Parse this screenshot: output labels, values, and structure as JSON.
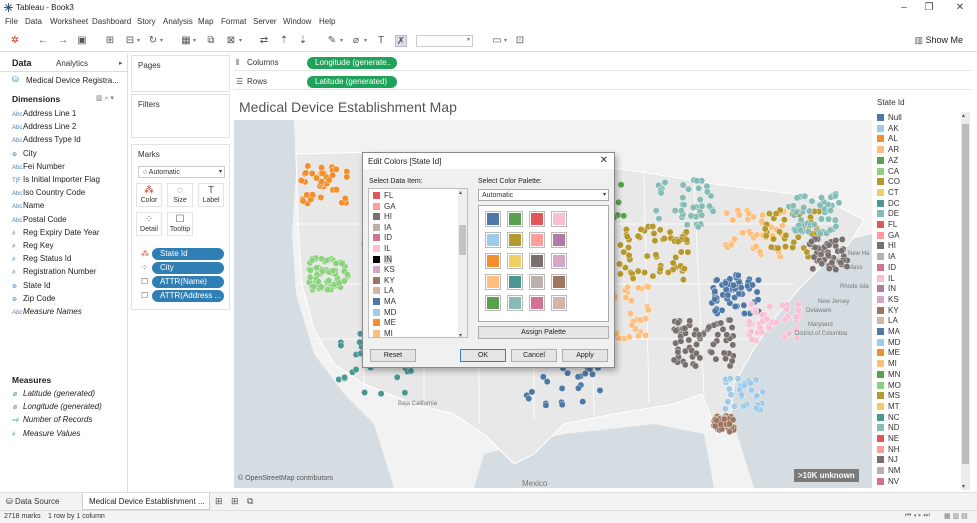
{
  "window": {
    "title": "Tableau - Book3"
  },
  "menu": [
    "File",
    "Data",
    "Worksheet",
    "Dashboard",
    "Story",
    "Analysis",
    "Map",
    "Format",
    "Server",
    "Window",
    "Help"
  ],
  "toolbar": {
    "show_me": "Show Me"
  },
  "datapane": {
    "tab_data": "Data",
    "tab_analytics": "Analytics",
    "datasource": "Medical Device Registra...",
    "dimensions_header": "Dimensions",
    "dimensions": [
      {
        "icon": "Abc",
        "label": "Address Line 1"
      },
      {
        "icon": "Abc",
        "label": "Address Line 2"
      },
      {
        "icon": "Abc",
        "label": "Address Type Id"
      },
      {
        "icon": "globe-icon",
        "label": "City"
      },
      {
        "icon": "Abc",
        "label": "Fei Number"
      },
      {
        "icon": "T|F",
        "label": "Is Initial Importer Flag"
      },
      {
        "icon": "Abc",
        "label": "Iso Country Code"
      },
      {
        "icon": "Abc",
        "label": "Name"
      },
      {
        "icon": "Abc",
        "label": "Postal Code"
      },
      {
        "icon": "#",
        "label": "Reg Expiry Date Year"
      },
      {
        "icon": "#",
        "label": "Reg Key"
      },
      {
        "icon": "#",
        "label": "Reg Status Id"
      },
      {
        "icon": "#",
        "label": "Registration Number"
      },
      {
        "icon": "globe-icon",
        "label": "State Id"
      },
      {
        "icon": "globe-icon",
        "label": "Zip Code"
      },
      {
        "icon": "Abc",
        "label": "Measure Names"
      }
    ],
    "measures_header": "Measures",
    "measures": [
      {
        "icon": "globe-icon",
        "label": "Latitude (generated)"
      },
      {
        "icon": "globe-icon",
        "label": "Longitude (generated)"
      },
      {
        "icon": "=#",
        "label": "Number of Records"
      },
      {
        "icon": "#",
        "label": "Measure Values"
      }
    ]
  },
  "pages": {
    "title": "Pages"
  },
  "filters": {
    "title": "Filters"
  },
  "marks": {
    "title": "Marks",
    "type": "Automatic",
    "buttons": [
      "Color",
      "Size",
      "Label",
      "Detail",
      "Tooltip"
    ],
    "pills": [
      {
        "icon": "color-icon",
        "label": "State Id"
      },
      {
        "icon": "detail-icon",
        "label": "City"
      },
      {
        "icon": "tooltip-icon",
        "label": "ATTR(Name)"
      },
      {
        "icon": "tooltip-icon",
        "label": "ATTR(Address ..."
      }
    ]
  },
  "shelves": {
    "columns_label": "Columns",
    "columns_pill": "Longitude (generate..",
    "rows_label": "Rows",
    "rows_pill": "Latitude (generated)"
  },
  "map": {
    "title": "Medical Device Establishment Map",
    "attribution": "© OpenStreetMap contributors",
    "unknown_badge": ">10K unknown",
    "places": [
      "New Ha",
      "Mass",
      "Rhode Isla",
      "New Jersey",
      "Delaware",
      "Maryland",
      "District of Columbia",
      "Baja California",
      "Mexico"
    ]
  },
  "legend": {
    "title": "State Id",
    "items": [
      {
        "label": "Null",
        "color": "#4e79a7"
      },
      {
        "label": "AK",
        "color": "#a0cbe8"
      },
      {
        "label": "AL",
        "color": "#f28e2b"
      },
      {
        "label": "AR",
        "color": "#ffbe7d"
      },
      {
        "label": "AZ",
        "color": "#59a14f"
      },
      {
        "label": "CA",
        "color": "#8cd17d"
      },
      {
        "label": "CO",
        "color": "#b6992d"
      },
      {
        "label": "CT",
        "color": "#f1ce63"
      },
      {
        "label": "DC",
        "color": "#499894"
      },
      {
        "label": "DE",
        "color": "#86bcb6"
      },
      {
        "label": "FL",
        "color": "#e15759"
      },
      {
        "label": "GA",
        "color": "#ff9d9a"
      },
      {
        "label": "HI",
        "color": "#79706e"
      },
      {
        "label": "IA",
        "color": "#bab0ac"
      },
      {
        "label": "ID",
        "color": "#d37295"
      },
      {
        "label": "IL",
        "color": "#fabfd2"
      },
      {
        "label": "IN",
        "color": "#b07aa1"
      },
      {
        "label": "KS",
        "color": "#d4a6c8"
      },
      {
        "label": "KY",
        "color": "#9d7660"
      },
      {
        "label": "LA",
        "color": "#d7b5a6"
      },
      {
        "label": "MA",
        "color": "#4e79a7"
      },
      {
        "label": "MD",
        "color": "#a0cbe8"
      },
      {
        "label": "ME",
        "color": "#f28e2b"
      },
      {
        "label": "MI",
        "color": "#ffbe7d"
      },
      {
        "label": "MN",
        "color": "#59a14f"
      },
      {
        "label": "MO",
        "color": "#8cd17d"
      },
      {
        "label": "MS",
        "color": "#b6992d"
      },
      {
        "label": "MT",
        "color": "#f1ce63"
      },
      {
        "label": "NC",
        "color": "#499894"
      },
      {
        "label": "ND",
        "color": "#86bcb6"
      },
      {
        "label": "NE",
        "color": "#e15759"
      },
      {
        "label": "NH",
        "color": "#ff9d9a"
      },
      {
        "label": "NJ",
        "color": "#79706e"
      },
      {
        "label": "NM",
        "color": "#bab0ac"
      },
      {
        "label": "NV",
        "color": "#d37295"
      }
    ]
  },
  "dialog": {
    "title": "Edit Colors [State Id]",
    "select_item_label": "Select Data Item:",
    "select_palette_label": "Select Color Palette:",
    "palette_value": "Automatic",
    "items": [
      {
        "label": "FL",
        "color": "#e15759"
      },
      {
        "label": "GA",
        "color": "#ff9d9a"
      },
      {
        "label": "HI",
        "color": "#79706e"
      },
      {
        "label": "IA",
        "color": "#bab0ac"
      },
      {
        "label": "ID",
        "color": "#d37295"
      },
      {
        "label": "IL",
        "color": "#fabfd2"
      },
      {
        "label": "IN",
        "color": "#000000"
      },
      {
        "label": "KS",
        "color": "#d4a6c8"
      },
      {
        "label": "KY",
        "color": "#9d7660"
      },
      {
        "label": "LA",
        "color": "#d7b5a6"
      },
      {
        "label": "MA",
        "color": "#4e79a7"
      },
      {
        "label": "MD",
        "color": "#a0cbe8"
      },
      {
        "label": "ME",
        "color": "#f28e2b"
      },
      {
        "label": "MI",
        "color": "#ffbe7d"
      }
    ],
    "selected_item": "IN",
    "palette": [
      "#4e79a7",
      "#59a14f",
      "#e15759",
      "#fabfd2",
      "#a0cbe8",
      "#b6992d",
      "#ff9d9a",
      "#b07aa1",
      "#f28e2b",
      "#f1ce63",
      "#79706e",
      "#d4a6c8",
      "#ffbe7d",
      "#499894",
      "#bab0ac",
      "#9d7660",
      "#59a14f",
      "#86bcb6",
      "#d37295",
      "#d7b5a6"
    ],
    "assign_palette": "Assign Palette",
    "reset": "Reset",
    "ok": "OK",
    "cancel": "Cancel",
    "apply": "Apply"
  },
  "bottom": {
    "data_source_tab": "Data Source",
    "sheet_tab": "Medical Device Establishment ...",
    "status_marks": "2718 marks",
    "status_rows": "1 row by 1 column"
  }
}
══════════════════════════════
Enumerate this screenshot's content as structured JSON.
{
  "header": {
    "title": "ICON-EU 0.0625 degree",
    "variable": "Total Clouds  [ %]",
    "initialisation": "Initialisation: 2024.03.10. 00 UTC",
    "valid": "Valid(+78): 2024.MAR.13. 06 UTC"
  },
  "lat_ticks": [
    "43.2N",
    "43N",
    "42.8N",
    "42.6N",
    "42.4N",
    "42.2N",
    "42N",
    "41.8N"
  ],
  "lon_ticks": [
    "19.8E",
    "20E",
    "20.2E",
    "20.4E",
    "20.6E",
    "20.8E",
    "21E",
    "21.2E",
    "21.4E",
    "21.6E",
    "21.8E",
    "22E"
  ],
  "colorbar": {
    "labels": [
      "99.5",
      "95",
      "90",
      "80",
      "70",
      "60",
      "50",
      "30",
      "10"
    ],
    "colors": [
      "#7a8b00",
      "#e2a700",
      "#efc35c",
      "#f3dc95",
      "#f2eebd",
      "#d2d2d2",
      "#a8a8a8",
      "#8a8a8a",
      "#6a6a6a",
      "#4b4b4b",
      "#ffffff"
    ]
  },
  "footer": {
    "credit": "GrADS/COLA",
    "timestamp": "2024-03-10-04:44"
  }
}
══════════════════════════════
Within the listing above, copy each line that has the string "Medical".

    "datasource": "Medical Device Registra...",
    "title": "Medical Device Establishment Map",
    "sheet_tab": "Medical Device Establishment ...",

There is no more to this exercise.